Monday, 19 March 2007

the sky



when we go to cornwall, i really want to look at the stars. so i really want to make sure we do some coastal path walking. this is what i have been thinking today. however at present, it is snowing so i doubt it will be clear enough to see the ends of the field let alone the sky.

bbrbrbrbrbrrrrrr.

me again

the weekend has been strange. i hope you enjoyed it though. When i went into school on friday it was non uniform day but i had forgotten so i had to look like the daft idiot at school who wears his uniform when he doesn't want to. nobody picked on me but i think thats cos i'm a teacher now. later that night we went for a meal with benny and kate. it was a kind of coupley thing that served as a warm up for saturday night cos me and kristy went for dinner with rob and kirsty round tash and russell's. russell isn't related to me which is probably good cos i don't like going round my family's house for meals all of the time. and tash cooks really nice meals. kirsty like ocean colour scene and that worried me but i'd met her before so i knew she was alright really. anyway. i got to go to beeny's house as well but everybody was asleep and showed no enthusiasm in seeing me and kristy even though we had made a special effort. when i woke up we went and got breakfast and the car then lazed around all day. herbie came to stop and was elusive as ever but we let that go. we watched 100 best comedians. i stayed up to number 2 and then they cut to a break. i protested at the capitalist exploitation of my interest by turning the adverts off and going to sleep. this was just as well cos the kids told me this morning that number one was billy conneley and i don't really like him. when i woke up herbert was gone and had been replaced by a load of snow. and fern and reggie were on the radio. kristy had a dream once about me working with fern at radio one and she claimed that we'd got it on. when she told benny this he congratulated me. anyway when i got to work the kids were in uniform so it was alright and all is well in the world. i'm happy now you see because my ulcer has nearly gone. if you have an unlcer i recommend ambesol and painkillers.

*Stated goal 1:* Rewrite the stretch of the blog post from "Monday, 19 March" through "alone the sky.", changing "cornwall" to "devon".

*Task data:*
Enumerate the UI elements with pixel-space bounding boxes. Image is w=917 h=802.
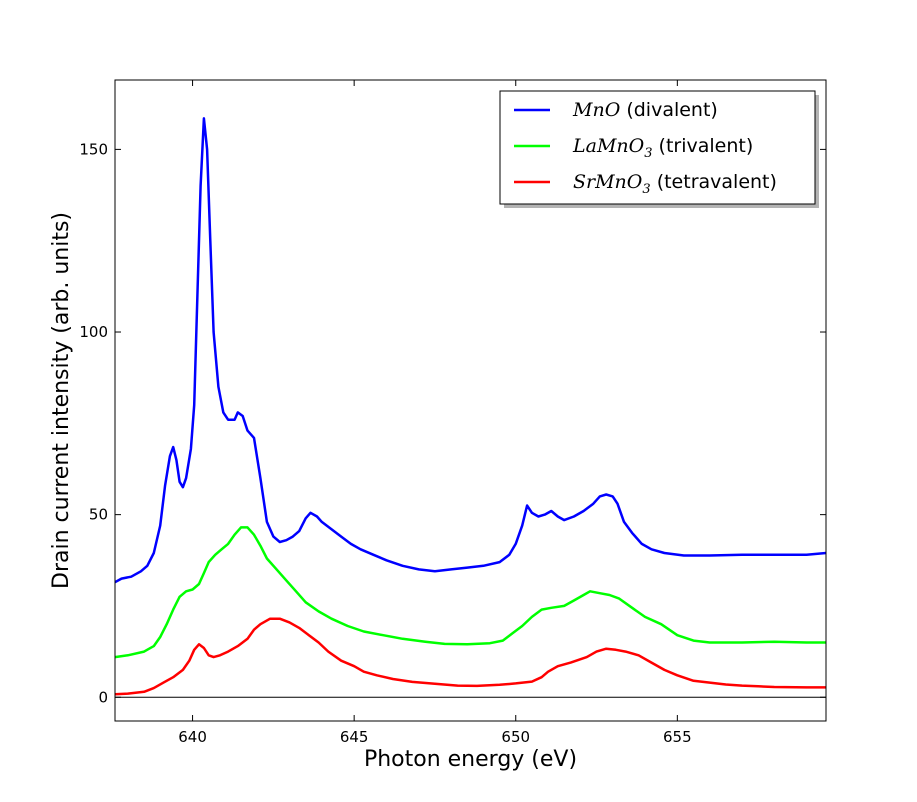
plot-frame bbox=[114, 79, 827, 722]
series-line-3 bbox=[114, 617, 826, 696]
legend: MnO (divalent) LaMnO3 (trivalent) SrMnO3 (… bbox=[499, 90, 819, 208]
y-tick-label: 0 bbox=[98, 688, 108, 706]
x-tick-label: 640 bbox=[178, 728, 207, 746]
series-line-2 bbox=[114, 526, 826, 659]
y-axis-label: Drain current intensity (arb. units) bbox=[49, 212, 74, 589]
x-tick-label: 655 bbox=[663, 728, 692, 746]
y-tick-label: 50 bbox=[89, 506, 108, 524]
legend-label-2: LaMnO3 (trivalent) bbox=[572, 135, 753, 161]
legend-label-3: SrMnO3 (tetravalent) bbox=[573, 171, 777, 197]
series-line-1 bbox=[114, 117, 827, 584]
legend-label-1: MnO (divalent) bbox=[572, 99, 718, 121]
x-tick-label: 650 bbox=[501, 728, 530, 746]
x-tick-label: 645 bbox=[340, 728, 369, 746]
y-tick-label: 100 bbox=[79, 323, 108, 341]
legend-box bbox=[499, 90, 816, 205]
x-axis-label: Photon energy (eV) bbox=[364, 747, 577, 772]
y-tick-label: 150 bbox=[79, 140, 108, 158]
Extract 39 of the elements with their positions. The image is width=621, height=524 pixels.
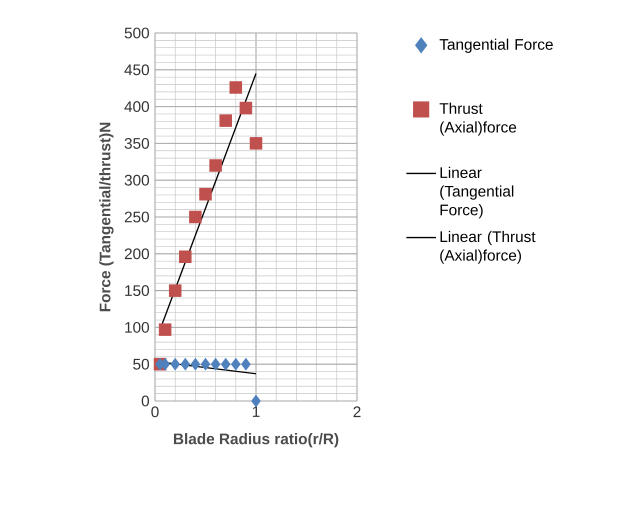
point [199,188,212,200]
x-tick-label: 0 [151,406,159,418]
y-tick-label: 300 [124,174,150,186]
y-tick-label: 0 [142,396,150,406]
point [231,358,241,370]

*Stated goal 2:* How many lines in the entries contain the string "legend"? Give only the number.

*Expected output 1:*
Monday, 19 March 2007

the sky



when we go to devon, i really want to look at the stars. so i really want to make sure we do some coastal path walking. this is what i have been thinking today. however at present, it is snowing so i doubt it will be clear enough to see the ends of the field let alone the sky.

*Expected output 2:* 5